[Work to be completed]
All of the material should be reproduced exactly, with pictures left out.
-- start of Raw data --
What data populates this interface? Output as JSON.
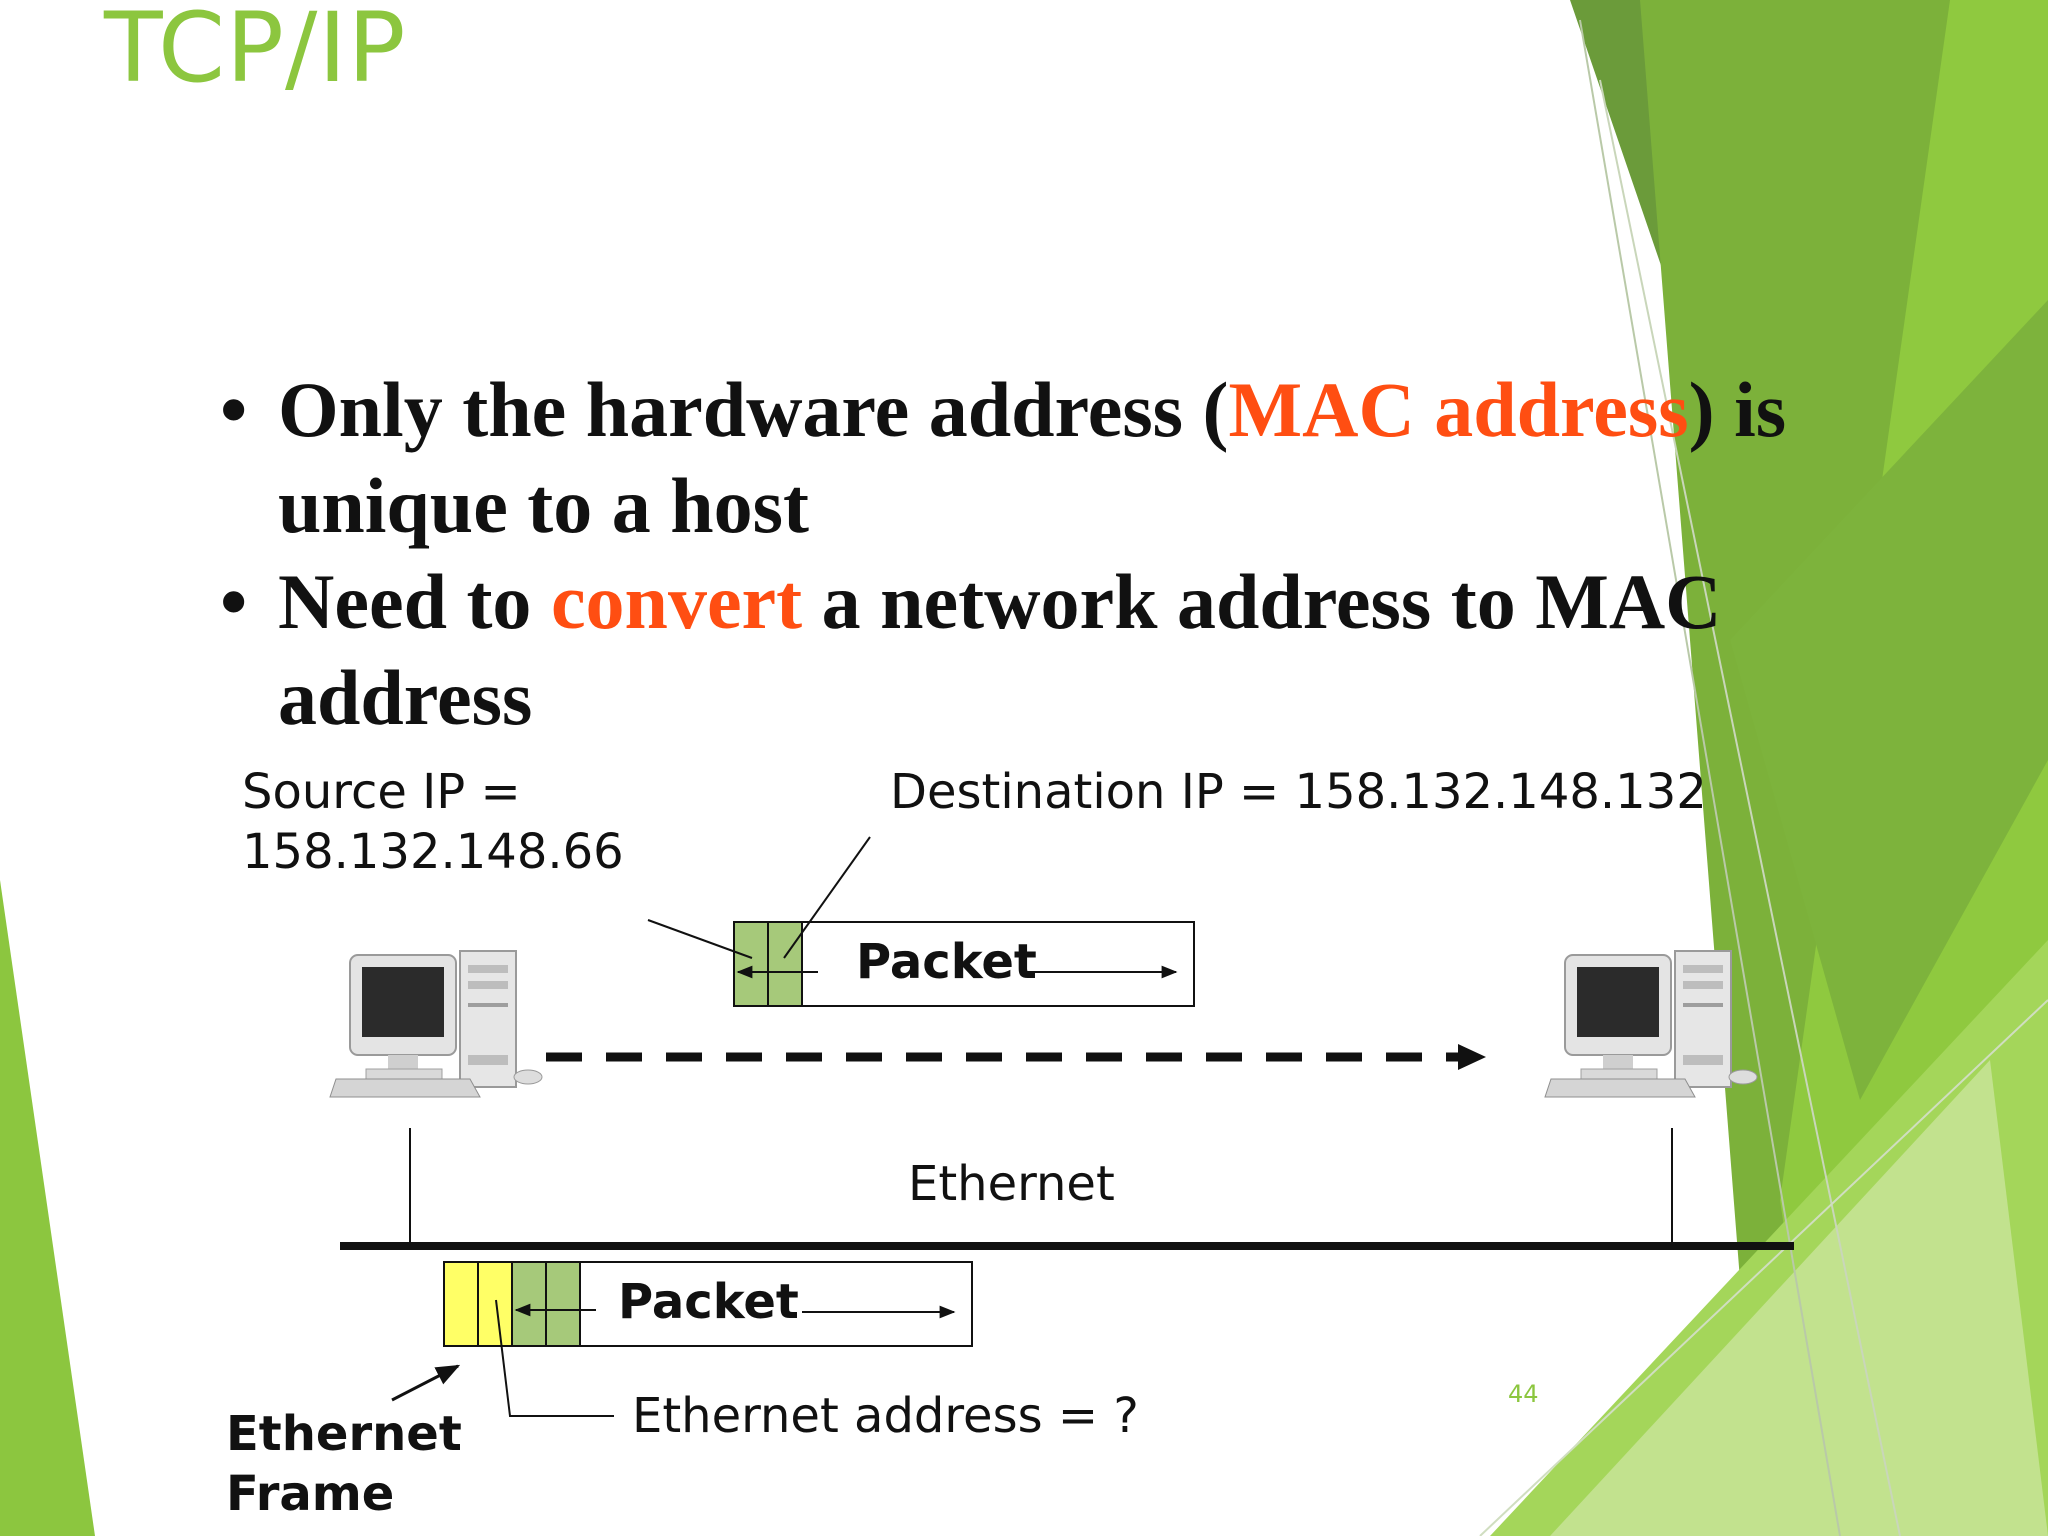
{
  "slide": {
    "title": "TCP/IP",
    "page_number": "44",
    "bullets": [
      {
        "marker": "•",
        "before": "Only the hardware address (",
        "highlight": "MAC address",
        "after": ") is unique to a host"
      },
      {
        "marker": "•",
        "before": "Need to ",
        "highlight": "convert",
        "after": " a network address to MAC address"
      }
    ]
  },
  "diagram": {
    "source_ip_label": "Source IP =",
    "source_ip_value": "158.132.148.66",
    "destination_ip_label": "Destination IP = 158.132.148.132",
    "top_packet_label": "Packet",
    "bottom_packet_label": "Packet",
    "network_label": "Ethernet",
    "ethernet_address_label": "Ethernet address = ?",
    "frame_label_line1": "Ethernet",
    "frame_label_line2": "Frame"
  },
  "colors": {
    "accent_green": "#8CC63F",
    "dark_green": "#5A8F2E",
    "highlight_orange": "#FF4E12",
    "ip_header_green": "#A6C97A",
    "mac_header_yellow": "#FFFF66"
  },
  "icons": [
    "desktop-computer-icon"
  ]
}
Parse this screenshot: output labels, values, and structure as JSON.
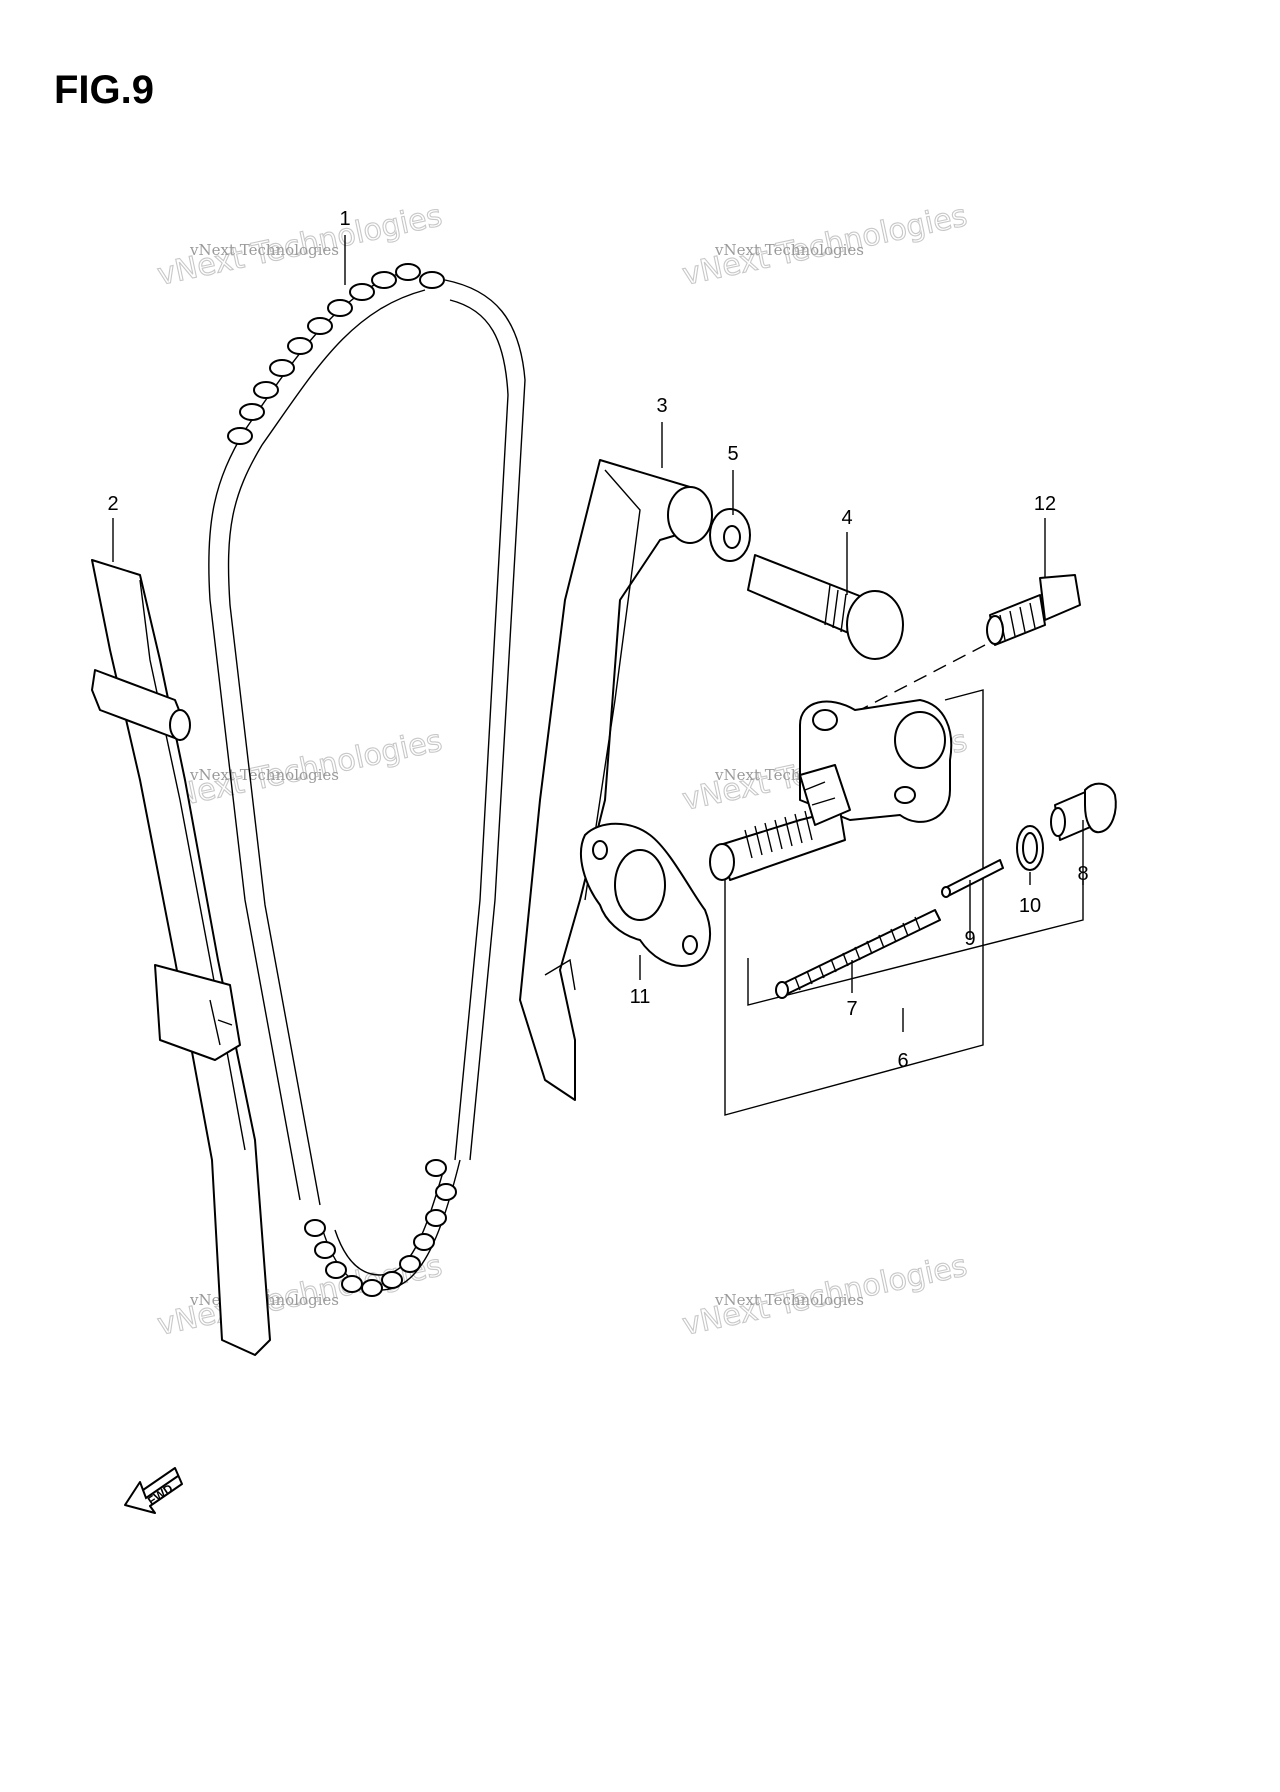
{
  "figure": {
    "title": "FIG.9"
  },
  "callouts": [
    {
      "id": "1",
      "label": "1"
    },
    {
      "id": "2",
      "label": "2"
    },
    {
      "id": "3",
      "label": "3"
    },
    {
      "id": "4",
      "label": "4"
    },
    {
      "id": "5",
      "label": "5"
    },
    {
      "id": "6",
      "label": "6"
    },
    {
      "id": "7",
      "label": "7"
    },
    {
      "id": "8",
      "label": "8"
    },
    {
      "id": "9",
      "label": "9"
    },
    {
      "id": "10",
      "label": "10"
    },
    {
      "id": "11",
      "label": "11"
    },
    {
      "id": "12",
      "label": "12"
    }
  ],
  "direction_marker": {
    "label": "FWD"
  },
  "watermark": {
    "line1": "vNext Technologies",
    "line2": "vNext Technologies"
  }
}
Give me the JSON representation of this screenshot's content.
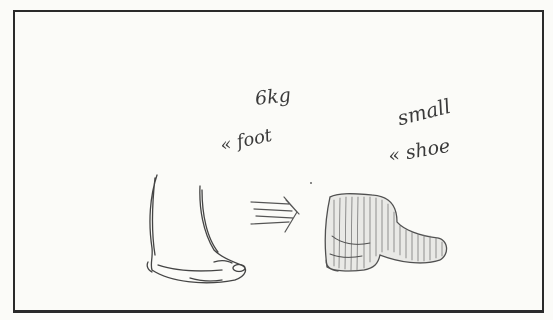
{
  "notes": {
    "weight": "6kg",
    "foot_label": "« foot",
    "small": "small",
    "shoe_label": "« shoe"
  },
  "icons": {
    "foot": "foot-sketch-icon",
    "arrow": "motion-arrow-icon",
    "shoe": "small-shoe-sketch-icon"
  },
  "colors": {
    "paper": "#fbfbf8",
    "ink": "#3a3a3a",
    "border": "#2a2a2a"
  }
}
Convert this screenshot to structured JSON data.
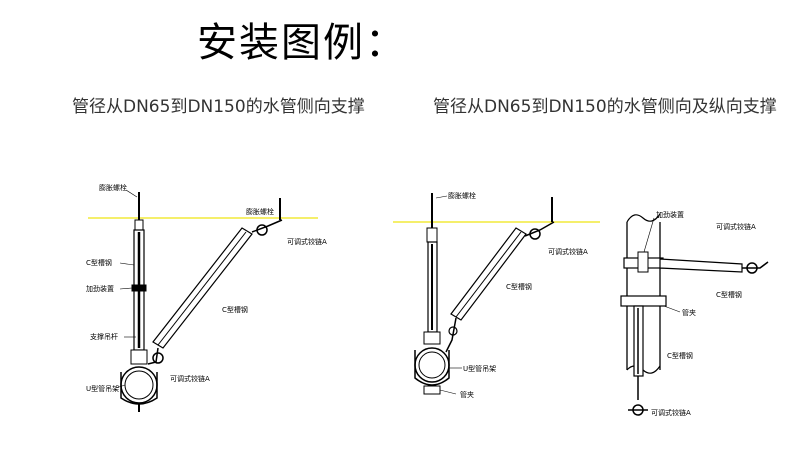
{
  "header": {
    "title": "安装图例："
  },
  "left_diagram": {
    "caption": "管径从DN65到DN150的水管侧向支撑",
    "labels": {
      "expansion_bolt": "膨胀螺栓",
      "expansion_bolt_2": "膨胀螺栓",
      "adjustable_hinge_top": "可调式铰链A",
      "c_channel_vertical": "C型槽钢",
      "stiffener": "加劲装置",
      "c_channel_diagonal": "C型槽钢",
      "support_rod": "支撑吊杆",
      "adjustable_hinge_bottom": "可调式铰链A",
      "u_pipe_hanger": "U型管吊架"
    }
  },
  "right_diagram": {
    "caption": "管径从DN65到DN150的水管侧向及纵向支撑",
    "labels": {
      "expansion_bolt": "膨胀螺栓",
      "adjustable_hinge": "可调式铰链A",
      "c_channel": "C型槽钢",
      "u_pipe_hanger": "U型管吊架",
      "pipe_clamp": "管夹",
      "stiffener": "加劲装置",
      "adjustable_hinge_side": "可调式铰链A",
      "c_channel_side": "C型槽钢",
      "pipe_clamp_side": "管夹",
      "c_channel_lower": "C型槽钢",
      "adjustable_hinge_bottom": "可调式铰链A"
    }
  },
  "colors": {
    "ceiling_line": "#f2ea3a",
    "stroke": "#000000"
  }
}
-- end of Raw data --
[Written solution]
What data populates this interface? Output as JSON.
{
  "slide": {
    "title": "TCP/IP",
    "page_number": "44",
    "bullets": [
      {
        "marker": "•",
        "before": "Only the hardware address (",
        "highlight": "MAC address",
        "after": ") is unique to a host"
      },
      {
        "marker": "•",
        "before": "Need to ",
        "highlight": "convert",
        "after": " a network address to MAC address"
      }
    ]
  },
  "diagram": {
    "source_ip_label": "Source IP =",
    "source_ip_value": "158.132.148.66",
    "destination_ip_label": "Destination IP = 158.132.148.132",
    "top_packet_label": "Packet",
    "bottom_packet_label": "Packet",
    "network_label": "Ethernet",
    "ethernet_address_label": "Ethernet address = ?",
    "frame_label_line1": "Ethernet",
    "frame_label_line2": "Frame"
  },
  "colors": {
    "accent_green": "#8CC63F",
    "dark_green": "#5A8F2E",
    "highlight_orange": "#FF4E12",
    "ip_header_green": "#A6C97A",
    "mac_header_yellow": "#FFFF66"
  },
  "icons": [
    "desktop-computer-icon"
  ]
}
Parse this screenshot: output labels, values, and structure as JSON.
{
  "figure": {
    "title": "FIG.9"
  },
  "callouts": [
    {
      "id": "1",
      "label": "1"
    },
    {
      "id": "2",
      "label": "2"
    },
    {
      "id": "3",
      "label": "3"
    },
    {
      "id": "4",
      "label": "4"
    },
    {
      "id": "5",
      "label": "5"
    },
    {
      "id": "6",
      "label": "6"
    },
    {
      "id": "7",
      "label": "7"
    },
    {
      "id": "8",
      "label": "8"
    },
    {
      "id": "9",
      "label": "9"
    },
    {
      "id": "10",
      "label": "10"
    },
    {
      "id": "11",
      "label": "11"
    },
    {
      "id": "12",
      "label": "12"
    }
  ],
  "direction_marker": {
    "label": "FWD"
  },
  "watermark": {
    "line1": "vNext Technologies",
    "line2": "vNext Technologies"
  }
}
Give me the JSON representation of this screenshot's content.
{
  "notes": {
    "weight": "6kg",
    "foot_label": "« foot",
    "small": "small",
    "shoe_label": "« shoe"
  },
  "icons": {
    "foot": "foot-sketch-icon",
    "arrow": "motion-arrow-icon",
    "shoe": "small-shoe-sketch-icon"
  },
  "colors": {
    "paper": "#fbfbf8",
    "ink": "#3a3a3a",
    "border": "#2a2a2a"
  }
}
Convert this screenshot to structured JSON data.
{
  "header": {
    "title": "安装图例："
  },
  "left_diagram": {
    "caption": "管径从DN65到DN150的水管侧向支撑",
    "labels": {
      "expansion_bolt": "膨胀螺栓",
      "expansion_bolt_2": "膨胀螺栓",
      "adjustable_hinge_top": "可调式铰链A",
      "c_channel_vertical": "C型槽钢",
      "stiffener": "加劲装置",
      "c_channel_diagonal": "C型槽钢",
      "support_rod": "支撑吊杆",
      "adjustable_hinge_bottom": "可调式铰链A",
      "u_pipe_hanger": "U型管吊架"
    }
  },
  "right_diagram": {
    "caption": "管径从DN65到DN150的水管侧向及纵向支撑",
    "labels": {
      "expansion_bolt": "膨胀螺栓",
      "adjustable_hinge": "可调式铰链A",
      "c_channel": "C型槽钢",
      "u_pipe_hanger": "U型管吊架",
      "pipe_clamp": "管夹",
      "stiffener": "加劲装置",
      "adjustable_hinge_side": "可调式铰链A",
      "c_channel_side": "C型槽钢",
      "pipe_clamp_side": "管夹",
      "c_channel_lower": "C型槽钢",
      "adjustable_hinge_bottom": "可调式铰链A"
    }
  },
  "colors": {
    "ceiling_line": "#f2ea3a",
    "stroke": "#000000"
  }
}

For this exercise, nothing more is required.